[The request]
Determine how many lines hold "contenere" and give only that number.
── Material to process
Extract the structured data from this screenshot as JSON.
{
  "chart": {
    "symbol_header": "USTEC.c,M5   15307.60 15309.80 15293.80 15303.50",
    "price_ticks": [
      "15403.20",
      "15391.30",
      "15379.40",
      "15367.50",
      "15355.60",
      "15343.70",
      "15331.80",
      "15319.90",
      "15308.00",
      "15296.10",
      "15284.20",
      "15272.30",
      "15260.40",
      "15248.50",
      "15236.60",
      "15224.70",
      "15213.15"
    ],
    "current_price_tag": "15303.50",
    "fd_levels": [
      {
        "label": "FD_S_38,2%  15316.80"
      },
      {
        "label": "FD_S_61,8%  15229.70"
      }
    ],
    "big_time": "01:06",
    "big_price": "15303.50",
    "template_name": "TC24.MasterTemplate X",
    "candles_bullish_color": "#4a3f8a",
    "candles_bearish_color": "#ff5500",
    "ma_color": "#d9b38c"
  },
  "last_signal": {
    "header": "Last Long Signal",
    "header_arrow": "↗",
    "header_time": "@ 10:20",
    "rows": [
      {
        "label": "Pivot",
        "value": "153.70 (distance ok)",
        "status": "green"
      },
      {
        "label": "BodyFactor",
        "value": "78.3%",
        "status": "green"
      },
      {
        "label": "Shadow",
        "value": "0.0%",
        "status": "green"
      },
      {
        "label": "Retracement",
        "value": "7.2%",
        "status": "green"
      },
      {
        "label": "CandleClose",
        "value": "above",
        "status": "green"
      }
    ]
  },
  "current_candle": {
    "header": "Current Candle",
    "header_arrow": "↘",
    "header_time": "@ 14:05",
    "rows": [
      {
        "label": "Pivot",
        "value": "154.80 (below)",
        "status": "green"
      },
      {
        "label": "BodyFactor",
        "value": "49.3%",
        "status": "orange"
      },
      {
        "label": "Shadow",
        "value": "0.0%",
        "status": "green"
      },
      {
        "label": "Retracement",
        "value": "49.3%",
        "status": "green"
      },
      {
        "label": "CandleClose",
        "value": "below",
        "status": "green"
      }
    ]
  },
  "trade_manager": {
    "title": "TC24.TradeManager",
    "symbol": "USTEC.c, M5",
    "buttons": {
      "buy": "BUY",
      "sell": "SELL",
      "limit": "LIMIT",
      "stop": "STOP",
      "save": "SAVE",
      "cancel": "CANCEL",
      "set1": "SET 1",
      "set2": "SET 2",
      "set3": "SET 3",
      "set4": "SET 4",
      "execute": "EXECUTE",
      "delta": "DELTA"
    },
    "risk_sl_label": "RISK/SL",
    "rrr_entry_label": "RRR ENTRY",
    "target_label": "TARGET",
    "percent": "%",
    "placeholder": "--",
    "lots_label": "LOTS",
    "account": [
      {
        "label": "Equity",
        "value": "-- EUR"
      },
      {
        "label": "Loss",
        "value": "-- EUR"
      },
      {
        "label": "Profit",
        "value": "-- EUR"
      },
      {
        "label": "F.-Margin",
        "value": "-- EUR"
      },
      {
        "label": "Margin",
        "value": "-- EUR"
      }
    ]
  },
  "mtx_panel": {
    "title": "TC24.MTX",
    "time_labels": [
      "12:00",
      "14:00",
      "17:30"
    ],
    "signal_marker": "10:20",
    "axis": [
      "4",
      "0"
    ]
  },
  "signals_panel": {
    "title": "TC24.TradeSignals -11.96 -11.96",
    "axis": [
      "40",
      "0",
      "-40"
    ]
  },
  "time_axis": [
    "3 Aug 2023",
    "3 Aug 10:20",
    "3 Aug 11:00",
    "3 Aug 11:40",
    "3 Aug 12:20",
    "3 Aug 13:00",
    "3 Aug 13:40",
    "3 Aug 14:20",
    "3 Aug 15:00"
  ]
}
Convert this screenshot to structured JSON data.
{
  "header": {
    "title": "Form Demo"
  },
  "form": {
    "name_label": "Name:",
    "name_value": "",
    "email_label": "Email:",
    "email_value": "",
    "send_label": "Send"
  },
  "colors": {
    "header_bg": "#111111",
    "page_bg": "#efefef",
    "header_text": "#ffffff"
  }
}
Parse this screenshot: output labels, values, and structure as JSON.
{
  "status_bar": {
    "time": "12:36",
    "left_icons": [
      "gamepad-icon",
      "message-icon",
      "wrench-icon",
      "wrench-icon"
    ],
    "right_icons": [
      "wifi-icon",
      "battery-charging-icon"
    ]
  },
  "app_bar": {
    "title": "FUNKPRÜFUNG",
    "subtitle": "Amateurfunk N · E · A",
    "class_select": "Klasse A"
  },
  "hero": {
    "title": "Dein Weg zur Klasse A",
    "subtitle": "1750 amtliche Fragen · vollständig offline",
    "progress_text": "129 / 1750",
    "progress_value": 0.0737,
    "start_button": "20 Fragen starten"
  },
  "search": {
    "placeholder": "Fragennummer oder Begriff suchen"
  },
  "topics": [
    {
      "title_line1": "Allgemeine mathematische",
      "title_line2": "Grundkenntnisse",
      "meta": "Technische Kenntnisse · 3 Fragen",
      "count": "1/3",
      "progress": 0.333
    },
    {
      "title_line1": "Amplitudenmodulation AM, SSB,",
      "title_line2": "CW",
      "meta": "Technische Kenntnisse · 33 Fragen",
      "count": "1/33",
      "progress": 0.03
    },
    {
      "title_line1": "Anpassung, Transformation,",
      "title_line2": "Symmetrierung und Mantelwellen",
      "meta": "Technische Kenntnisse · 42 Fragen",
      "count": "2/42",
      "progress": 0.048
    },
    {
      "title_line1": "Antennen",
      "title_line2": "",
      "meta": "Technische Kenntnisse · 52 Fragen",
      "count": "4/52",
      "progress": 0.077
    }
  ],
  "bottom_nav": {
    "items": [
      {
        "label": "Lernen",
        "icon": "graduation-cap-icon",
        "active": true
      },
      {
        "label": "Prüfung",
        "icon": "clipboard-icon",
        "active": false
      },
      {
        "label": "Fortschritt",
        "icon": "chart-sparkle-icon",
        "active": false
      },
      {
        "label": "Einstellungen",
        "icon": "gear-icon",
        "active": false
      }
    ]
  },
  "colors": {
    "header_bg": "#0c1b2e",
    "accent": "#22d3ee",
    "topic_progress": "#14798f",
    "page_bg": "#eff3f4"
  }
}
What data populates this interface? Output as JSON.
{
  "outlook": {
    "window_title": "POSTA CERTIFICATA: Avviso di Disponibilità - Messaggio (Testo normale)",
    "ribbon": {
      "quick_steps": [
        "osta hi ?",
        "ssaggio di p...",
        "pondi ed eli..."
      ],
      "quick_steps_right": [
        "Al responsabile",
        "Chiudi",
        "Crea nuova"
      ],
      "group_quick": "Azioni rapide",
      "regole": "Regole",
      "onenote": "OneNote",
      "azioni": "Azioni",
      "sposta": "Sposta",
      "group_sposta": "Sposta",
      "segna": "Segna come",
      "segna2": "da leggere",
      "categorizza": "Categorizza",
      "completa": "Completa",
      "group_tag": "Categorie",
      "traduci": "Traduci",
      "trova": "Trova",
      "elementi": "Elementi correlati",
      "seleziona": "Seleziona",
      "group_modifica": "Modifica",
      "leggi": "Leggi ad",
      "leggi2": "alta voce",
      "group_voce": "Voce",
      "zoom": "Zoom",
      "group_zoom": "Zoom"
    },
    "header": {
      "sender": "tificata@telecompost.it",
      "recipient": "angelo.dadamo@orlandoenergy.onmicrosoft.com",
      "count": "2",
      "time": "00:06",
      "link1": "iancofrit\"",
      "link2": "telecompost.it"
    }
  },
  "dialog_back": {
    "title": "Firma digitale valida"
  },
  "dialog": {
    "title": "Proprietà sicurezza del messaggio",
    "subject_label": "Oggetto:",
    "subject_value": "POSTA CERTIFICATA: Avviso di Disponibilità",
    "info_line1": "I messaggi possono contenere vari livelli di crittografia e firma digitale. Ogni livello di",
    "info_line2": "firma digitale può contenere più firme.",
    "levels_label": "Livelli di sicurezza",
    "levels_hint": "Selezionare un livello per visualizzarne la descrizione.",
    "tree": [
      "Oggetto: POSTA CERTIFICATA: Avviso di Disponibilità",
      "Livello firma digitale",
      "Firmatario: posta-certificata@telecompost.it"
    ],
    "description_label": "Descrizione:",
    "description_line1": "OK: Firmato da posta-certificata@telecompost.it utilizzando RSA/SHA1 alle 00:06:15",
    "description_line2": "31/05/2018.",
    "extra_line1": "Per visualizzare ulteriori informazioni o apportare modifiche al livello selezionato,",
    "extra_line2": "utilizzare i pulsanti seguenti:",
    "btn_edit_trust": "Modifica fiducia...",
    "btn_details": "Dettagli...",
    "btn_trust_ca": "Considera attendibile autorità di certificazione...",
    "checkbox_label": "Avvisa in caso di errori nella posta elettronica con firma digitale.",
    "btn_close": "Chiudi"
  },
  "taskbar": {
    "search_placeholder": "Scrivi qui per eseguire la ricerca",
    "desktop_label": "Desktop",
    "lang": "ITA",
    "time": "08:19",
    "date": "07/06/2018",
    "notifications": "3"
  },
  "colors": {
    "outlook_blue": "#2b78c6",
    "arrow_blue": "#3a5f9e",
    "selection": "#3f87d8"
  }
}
────
[Result]
2